» **Task instructions**: Below are some records: retype them all exactly, but not the pictures.

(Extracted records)
'''

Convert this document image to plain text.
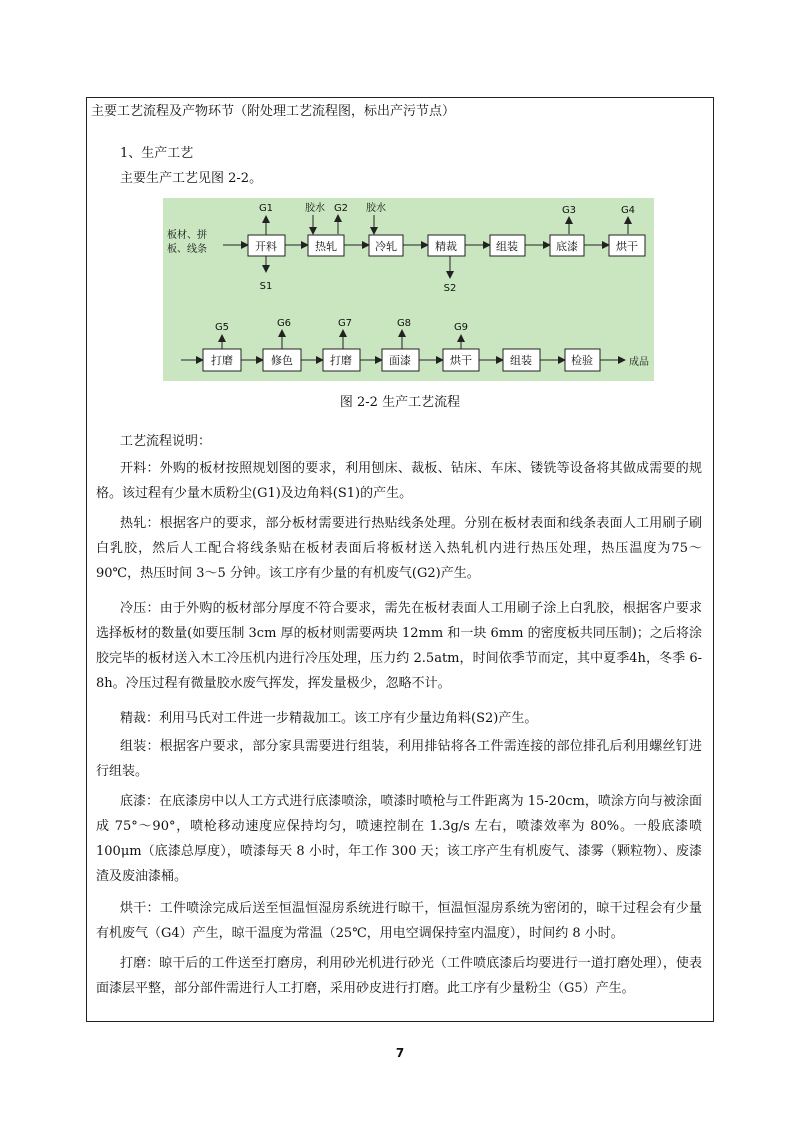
主要工艺流程及产物环节（附处理工艺流程图，标出产污节点）
1、生产工艺
主要生产工艺见图 2-2。
开料	热轧	冷轧	精裁	组装	底漆	烘干
打磨	修色	打磨	面漆	烘干	组装	检验
板材、拼
板、线条
成品
G1
S1
胶水 G2 胶水
S2
G3	G4
G5	G6	G7	G8	G9
图 2-2 生产工艺流程
工艺流程说明：
开料：外购的板材按照规划图的要求，利用刨床、裁板、钻床、车床、镂铣等设备将其做成需要的规格。该过程有少量木质粉尘(G1)及边角料(S1)的产生。
热轧：根据客户的要求，部分板材需要进行热贴线条处理。分别在板材表面和线条表面人工用刷子刷白乳胶，然后人工配合将线条贴在板材表面后将板材送入热轧机内进行热压处理，热压温度为75～90℃，热压时间 3～5 分钟。该工序有少量的有机废气(G2)产生。
冷压：由于外购的板材部分厚度不符合要求，需先在板材表面人工用刷子涂上白乳胶，根据客户要求选择板材的数量(如要压制 3cm 厚的板材则需要两块 12mm 和一块 6mm 的密度板共同压制)；之后将涂胶完毕的板材送入木工冷压机内进行冷压处理，压力约 2.5atm，时间依季节而定，其中夏季4h，冬季 6-8h。冷压过程有微量胶水废气挥发，挥发量极少，忽略不计。
精裁：利用马氏对工件进一步精裁加工。该工序有少量边角料(S2)产生。
组装：根据客户要求，部分家具需要进行组装，利用排钻将各工件需连接的部位排孔后利用螺丝钉进行组装。
底漆：在底漆房中以人工方式进行底漆喷涂，喷漆时喷枪与工件距离为 15-20cm，喷涂方向与被涂面成 75°～90°，喷枪移动速度应保持均匀，喷速控制在 1.3g/s 左右，喷漆效率为 80%。一般底漆喷 100μm（底漆总厚度），喷漆每天 8 小时，年工作 300 天；该工序产生有机废气、漆雾（颗粒物）、废漆渣及废油漆桶。
烘干：工件喷涂完成后送至恒温恒湿房系统进行晾干，恒温恒湿房系统为密闭的，晾干过程会有少量有机废气（G4）产生，晾干温度为常温（25℃，用电空调保持室内温度），时间约 8 小时。
打磨：晾干后的工件送至打磨房，利用砂光机进行砂光（工件喷底漆后均要进行一道打磨处理），使表面漆层平整，部分部件需进行人工打磨，采用砂皮进行打磨。此工序有少量粉尘（G5）产生。
7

'''

» **The solution**:
Convert this document image to plain text.
主要工艺流程及产物环节（附处理工艺流程图，标出产污节点）
1、生产工艺
主要生产工艺见图 2-2。
开料	热轧	冷轧	精裁	组装	底漆	烘干
打磨	修色	打磨	面漆	烘干	组装	检验
板材、拼
板、线条
成品
G1
S1
胶水 G2 胶水
S2
G3	G4
G5	G6	G7	G8	G9
图 2-2 生产工艺流程
工艺流程说明：
开料：外购的板材按照规划图的要求，利用刨床、裁板、钻床、车床、镂铣等设备将其做成需要的规格。该过程有少量木质粉尘(G1)及边角料(S1)的产生。
热轧：根据客户的要求，部分板材需要进行热贴线条处理。分别在板材表面和线条表面人工用刷子刷白乳胶，然后人工配合将线条贴在板材表面后将板材送入热轧机内进行热压处理，热压温度为75～90℃，热压时间 3～5 分钟。该工序有少量的有机废气(G2)产生。
冷压：由于外购的板材部分厚度不符合要求，需先在板材表面人工用刷子涂上白乳胶，根据客户要求选择板材的数量(如要压制 3cm 厚的板材则需要两块 12mm 和一块 6mm 的密度板共同压制)；之后将涂胶完毕的板材送入木工冷压机内进行冷压处理，压力约 2.5atm，时间依季节而定，其中夏季4h，冬季 6-8h。冷压过程有微量胶水废气挥发，挥发量极少，忽略不计。
精裁：利用马氏对工件进一步精裁加工。该工序有少量边角料(S2)产生。
组装：根据客户要求，部分家具需要进行组装，利用排钻将各工件需连接的部位排孔后利用螺丝钉进行组装。
底漆：在底漆房中以人工方式进行底漆喷涂，喷漆时喷枪与工件距离为 15-20cm，喷涂方向与被涂面成 75°～90°，喷枪移动速度应保持均匀，喷速控制在 1.3g/s 左右，喷漆效率为 80%。一般底漆喷 100μm（底漆总厚度），喷漆每天 8 小时，年工作 300 天；该工序产生有机废气、漆雾（颗粒物）、废漆渣及废油漆桶。
烘干：工件喷涂完成后送至恒温恒湿房系统进行晾干，恒温恒湿房系统为密闭的，晾干过程会有少量有机废气（G4）产生，晾干温度为常温（25℃，用电空调保持室内温度），时间约 8 小时。
打磨：晾干后的工件送至打磨房，利用砂光机进行砂光（工件喷底漆后均要进行一道打磨处理），使表面漆层平整，部分部件需进行人工打磨，采用砂皮进行打磨。此工序有少量粉尘（G5）产生。
7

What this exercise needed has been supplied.